- _WHAT IS BEING ASKED_
Below is a block of records. Copy every line in it that contains the word "brown".
--- Start LISTING ---
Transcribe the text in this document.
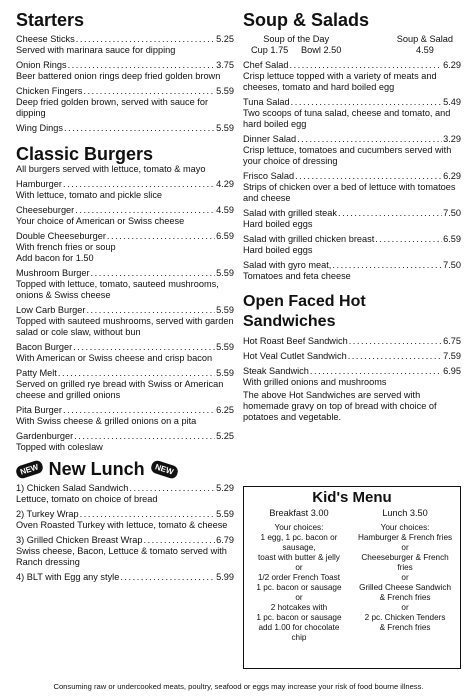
Starters
Cheese Sticks . . .	5.25
Served with marinara sauce for dipping
Onion Rings . . .	3.75
Beer battered onion rings deep fried golden brown
Chicken Fingers . . .	5.59
Deep fried golden brown, served with sauce for dipping
Wing Dings . . .	5.59
Classic Burgers
All burgers served with lettuce, tomato & mayo
Hamburger . . .	4.29
With lettuce, tomato and pickle slice
Cheeseburger . . .	4.59
Your choice of American or Swiss cheese
Double Cheeseburger . . .	6.59
With french fries or soup
Add bacon for 1.50
Mushroom Burger . . .	5.59
Topped with lettuce, tomato, sauteed mushrooms, onions & Swiss cheese
Low Carb Burger . . .	5.59
Topped with sauteed mushrooms, served with garden salad or cole slaw, without bun
Bacon Burger . . .	5.59
With American or Swiss cheese and crisp bacon
Patty Melt . . .	5.59
Served on grilled rye bread with Swiss or American cheese and grilled onions
Pita Burger . . .	6.25
With Swiss cheese & grilled onions on a pita
Gardenburger . . .	5.25
Topped with coleslaw
NEW New Lunch	NEW
1) Chicken Salad Sandwich . . .	5.29
Lettuce, tomato on choice of bread
2) Turkey Wrap . . .	5.59
Oven Roasted Turkey with lettuce, tomato & cheese
3) Grilled Chicken Breast Wrap . . .	6.79
Swiss cheese, Bacon, Lettuce & tomato served with Ranch dressing
4) BLT with Egg any style . . .	5.99
Soup & Salads
Soup of the Day
Cup 1.75     Bowl 2.50
Soup & Salad
4.59
Chef Salad . . .	6.29
Crisp lettuce topped with a variety of meats and cheeses, tomato and hard boiled egg
Tuna Salad . . .	5.49
Two scoops of tuna salad, cheese and tomato, and hard boiled egg
Dinner Salad . . .	3.29
Crisp lettuce, tomatoes and cucumbers served with your choice of dressing
Frisco Salad . . .	6.29
Strips of chicken over a bed of lettuce with tomatoes and cheese
Salad with grilled steak . . .	7.50
Hard boiled eggs
Salad with grilled chicken breast . . .	6.59
Hard boiled eggs
Salad with gyro meat, . . .	7.50
Tomatoes and feta cheese
Open Faced Hot Sandwiches
Hot Roast Beef Sandwich . . .	6.75
Hot Veal Cutlet Sandwich . . .	7.59
Steak Sandwich . . .	6.95
With grilled onions and mushrooms
The above Hot Sandwiches are served with homemade gravy on top of bread with choice of potatoes and vegetable.
Kid's Menu
Breakfast 3.00
Your choices:
1 egg, 1 pc. bacon or sausage,
toast with butter & jelly
or
1/2 order French Toast
1 pc. bacon or sausage
or
2 hotcakes with
1 pc. bacon or sausage
add 1.00 for chocolate chip
Lunch 3.50
Your choices:
Hamburger & French fries
or
Cheeseburger & French fries
or
Grilled Cheese Sandwich
& French fries
or
2 pc. Chicken Tenders
& French fries
Consuming raw or undercooked meats, poultry, seafood or eggs may increase your risk of food bourne illness.
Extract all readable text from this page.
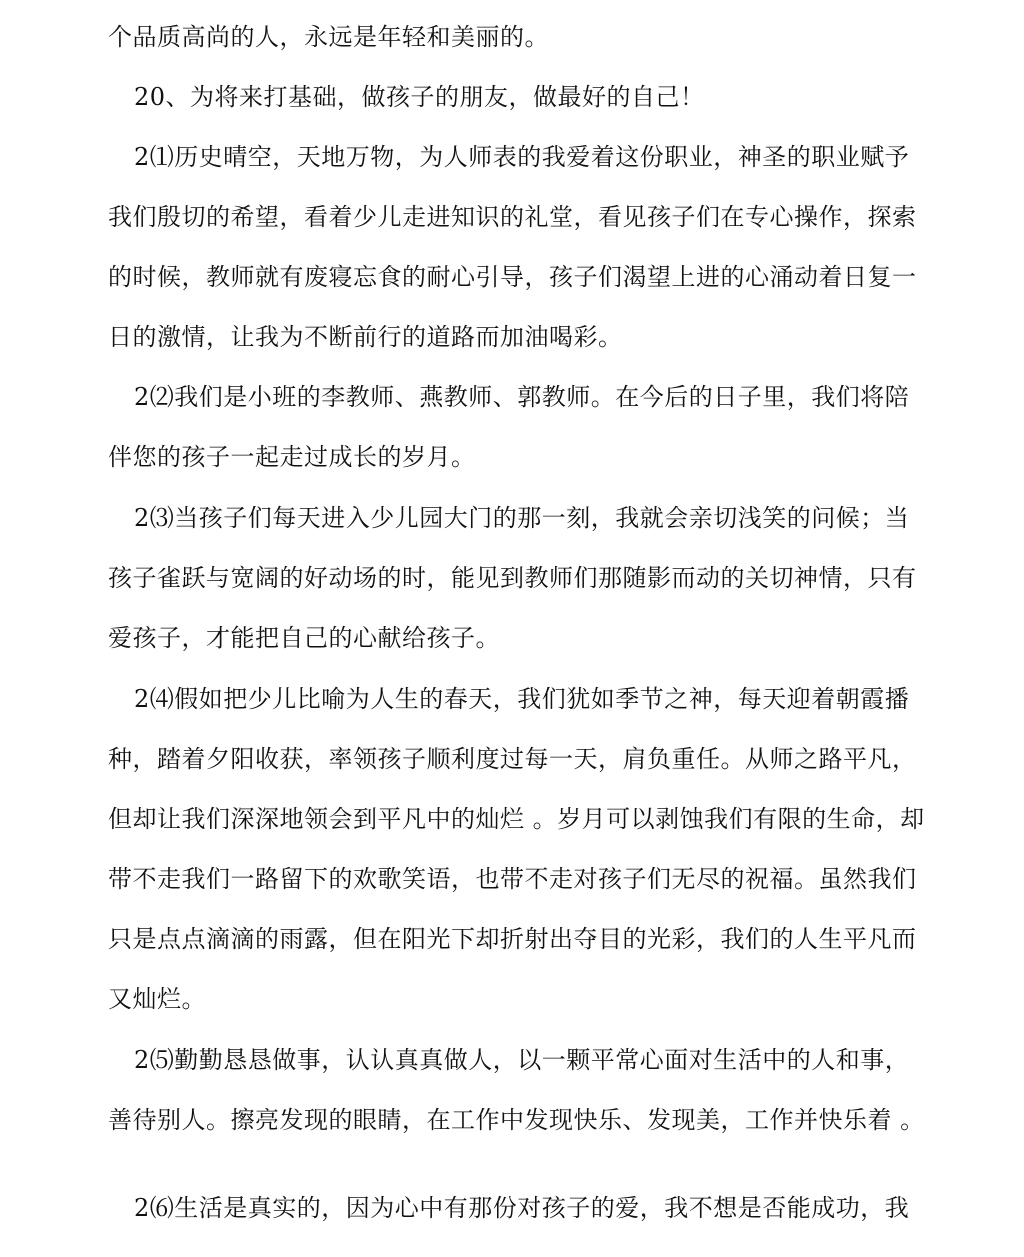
个品质高尚的人，永远是年轻和美丽的。
20、为将来打基础，做孩子的朋友，做最好的自己！
2⑴历史晴空，天地万物，为人师表的我爱着这份职业，神圣的职业赋予
我们殷切的希望，看着少儿走进知识的礼堂，看见孩子们在专心操作，探索
的时候，教师就有废寝忘食的耐心引导，孩子们渴望上进的心涌动着日复一
日的激情，让我为不断前行的道路而加油喝彩。
2⑵我们是小班的李教师、燕教师、郭教师。在今后的日子里，我们将陪
伴您的孩子一起走过成长的岁月。
2⑶当孩子们每天进入少儿园大门的那一刻，我就会亲切浅笑的问候；当
孩子雀跃与宽阔的好动场的时，能见到教师们那随影而动的关切神情，只有
爱孩子，才能把自己的心献给孩子。
2⑷假如把少儿比喻为人生的春天，我们犹如季节之神，每天迎着朝霞播
种，踏着夕阳收获，率领孩子顺利度过每一天，肩负重任。从师之路平凡，
但却让我们深深地领会到平凡中的灿烂 。岁月可以剥蚀我们有限的生命，却
带不走我们一路留下的欢歌笑语，也带不走对孩子们无尽的祝福。虽然我们
只是点点滴滴的雨露，但在阳光下却折射出夺目的光彩，我们的人生平凡而
又灿烂。
2⑸勤勤恳恳做事，认认真真做人，以一颗平常心面对生活中的人和事，
善待别人。擦亮发现的眼睛，在工作中发现快乐、发现美，工作并快乐着 。
2⑹生活是真实的，因为心中有那份对孩子的爱，我不想是否能成功，我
--- End LISTING ---
- _RESULT_
Beer battered onion rings deep fried golden brown
Deep fried golden brown, served with sauce for dipping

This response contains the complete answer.